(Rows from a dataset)
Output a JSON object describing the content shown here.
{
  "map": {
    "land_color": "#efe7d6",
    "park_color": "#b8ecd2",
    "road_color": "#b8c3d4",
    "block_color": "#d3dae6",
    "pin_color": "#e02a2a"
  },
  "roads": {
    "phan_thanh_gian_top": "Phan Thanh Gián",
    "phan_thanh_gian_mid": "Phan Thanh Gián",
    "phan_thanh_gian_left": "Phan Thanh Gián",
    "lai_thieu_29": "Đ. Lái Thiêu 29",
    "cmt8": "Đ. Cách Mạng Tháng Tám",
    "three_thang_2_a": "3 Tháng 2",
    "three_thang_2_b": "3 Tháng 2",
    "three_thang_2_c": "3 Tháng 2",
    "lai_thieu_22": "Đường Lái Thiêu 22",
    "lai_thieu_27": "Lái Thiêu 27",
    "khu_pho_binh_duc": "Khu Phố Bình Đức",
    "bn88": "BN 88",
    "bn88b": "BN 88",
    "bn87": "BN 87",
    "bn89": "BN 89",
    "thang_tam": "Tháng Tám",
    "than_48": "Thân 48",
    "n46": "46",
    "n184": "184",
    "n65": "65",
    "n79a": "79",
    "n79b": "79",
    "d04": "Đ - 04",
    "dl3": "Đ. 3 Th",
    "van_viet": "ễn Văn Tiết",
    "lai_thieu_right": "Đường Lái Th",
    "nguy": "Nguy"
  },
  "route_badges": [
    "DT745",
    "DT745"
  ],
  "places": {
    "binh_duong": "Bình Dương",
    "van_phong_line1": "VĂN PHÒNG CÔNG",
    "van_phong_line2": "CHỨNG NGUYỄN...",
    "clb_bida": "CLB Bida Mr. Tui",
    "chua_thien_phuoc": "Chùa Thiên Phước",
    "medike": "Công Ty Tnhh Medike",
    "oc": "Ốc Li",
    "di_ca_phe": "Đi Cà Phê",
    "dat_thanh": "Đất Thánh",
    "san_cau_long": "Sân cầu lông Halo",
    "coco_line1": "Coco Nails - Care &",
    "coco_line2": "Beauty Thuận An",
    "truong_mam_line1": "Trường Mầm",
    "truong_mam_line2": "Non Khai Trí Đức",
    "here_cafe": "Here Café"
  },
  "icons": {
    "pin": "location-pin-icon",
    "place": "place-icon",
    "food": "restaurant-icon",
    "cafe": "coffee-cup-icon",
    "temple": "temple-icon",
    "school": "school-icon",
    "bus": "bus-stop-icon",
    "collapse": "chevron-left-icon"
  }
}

AIM | Please output the entries above, every line exactly as it reads.

CORRECT ANSWER |
Output a JSON object describing the content shown here.
{
  "map": {
    "land_color": "#efe7d6",
    "park_color": "#b8ecd2",
    "road_color": "#b8c3d4",
    "block_color": "#d3dae6",
    "pin_color": "#e02a2a"
  },
  "roads": {
    "phan_thanh_gian_top": "Phan Thanh Gián",
    "phan_thanh_gian_mid": "Phan Thanh Gián",
    "phan_thanh_gian_left": "Phan Thanh Gián",
    "lai_thieu_29": "Đ. Lái Thiêu 29",
    "cmt8": "Đ. Cách Mạng Tháng Tám",
    "three_thang_2_a": "3 Tháng 2",
    "three_thang_2_b": "3 Tháng 2",
    "three_thang_2_c": "3 Tháng 2",
    "lai_thieu_22": "Đường Lái Thiêu 22",
    "lai_thieu_27": "Lái Thiêu 27",
    "khu_pho_binh_duc": "Khu Phố Bình Đức",
    "bn88": "BN 88",
    "bn88b": "BN 88",
    "bn87": "BN 87",
    "bn89": "BN 89",
    "thang_tam": "Tháng Tám",
    "than_48": "Thân 48",
    "n46": "46",
    "n184": "184",
    "n65": "65",
    "n79a": "79",
    "n79b": "79",
    "d04": "Đ - 04",
    "dl3": "Đ. 3 Th",
    "van_viet": "ễn Văn Tiết",
    "lai_thieu_right": "Đường Lái Th",
    "nguy": "Nguy"
  },
  "route_badges": [
    "DT745",
    "DT745"
  ],
  "places": {
    "binh_duong": "Bình Dương",
    "van_phong_line1": "VĂN PHÒNG CÔNG",
    "van_phong_line2": "CHỨNG NGUYỄN...",
    "clb_bida": "CLB Bida Mr. Tui",
    "chua_thien_phuoc": "Chùa Thiên Phước",
    "medike": "Công Ty Tnhh Medike",
    "oc": "Ốc Li",
    "di_ca_phe": "Đi Cà Phê",
    "dat_thanh": "Đất Thánh",
    "san_cau_long": "Sân cầu lông Halo",
    "coco_line1": "Coco Nails - Care &",
    "coco_line2": "Beauty Thuận An",
    "truong_mam_line1": "Trường Mầm",
    "truong_mam_line2": "Non Khai Trí Đức",
    "here_cafe": "Here Café"
  },
  "icons": {
    "pin": "location-pin-icon",
    "place": "place-icon",
    "food": "restaurant-icon",
    "cafe": "coffee-cup-icon",
    "temple": "temple-icon",
    "school": "school-icon",
    "bus": "bus-stop-icon",
    "collapse": "chevron-left-icon"
  }
}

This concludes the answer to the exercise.